WHAT IS NEEDED — Gather from the listing below each line that includes the word "legend", and copy it.

━━━ GIVEN DATA ━━━

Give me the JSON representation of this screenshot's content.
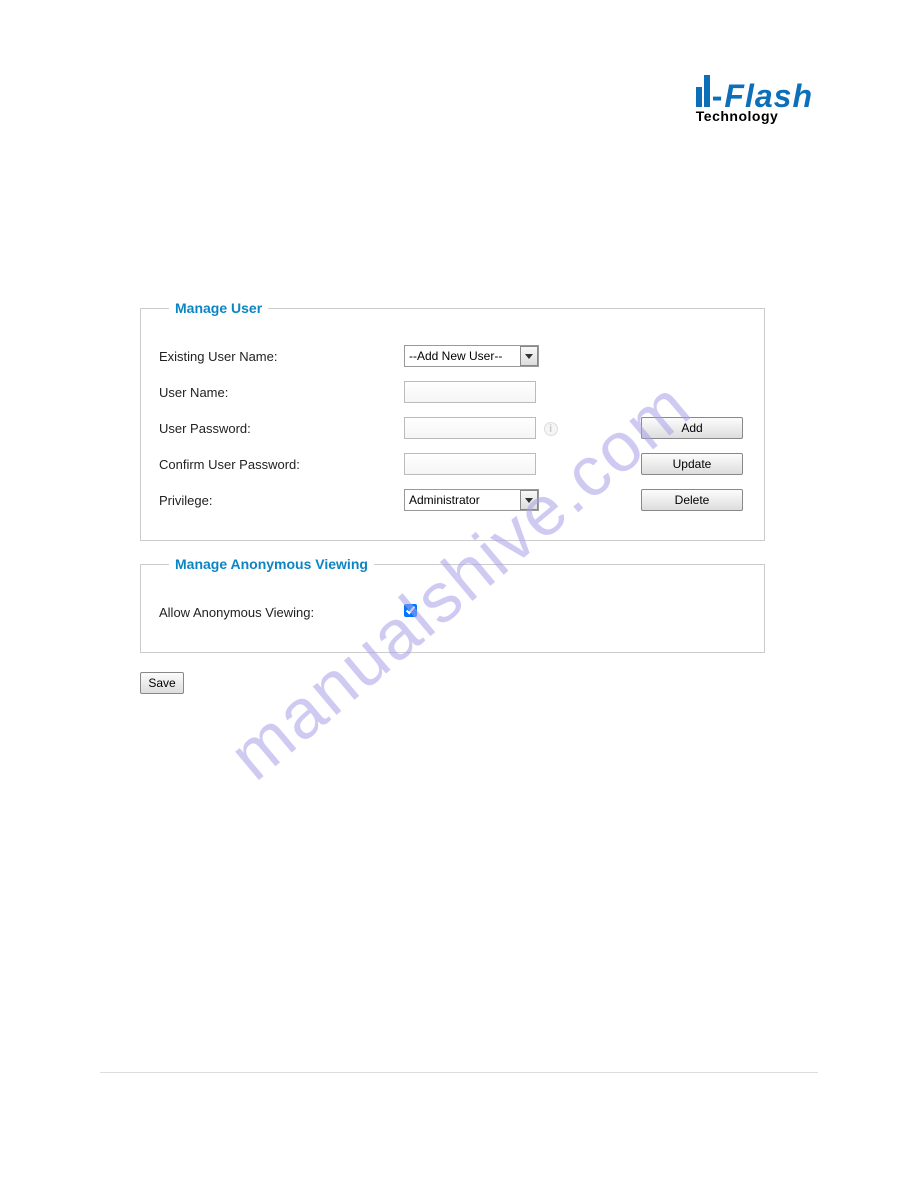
{
  "logo": {
    "brand": "i-Flash",
    "subtitle": "Technology"
  },
  "manage_user": {
    "legend": "Manage User",
    "existing_user_label": "Existing User Name:",
    "existing_user_value": "--Add New User--",
    "user_name_label": "User Name:",
    "user_name_value": "",
    "user_password_label": "User Password:",
    "user_password_value": "",
    "confirm_password_label": "Confirm User Password:",
    "confirm_password_value": "",
    "privilege_label": "Privilege:",
    "privilege_value": "Administrator",
    "add_button": "Add",
    "update_button": "Update",
    "delete_button": "Delete"
  },
  "anonymous": {
    "legend": "Manage Anonymous Viewing",
    "allow_label": "Allow Anonymous Viewing:",
    "allow_checked": true
  },
  "save_button": "Save",
  "watermark": "manualshive.com"
}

━━━

TASK RESPONSE —
    "legend": "Manage User",
    "legend": "Manage Anonymous Viewing",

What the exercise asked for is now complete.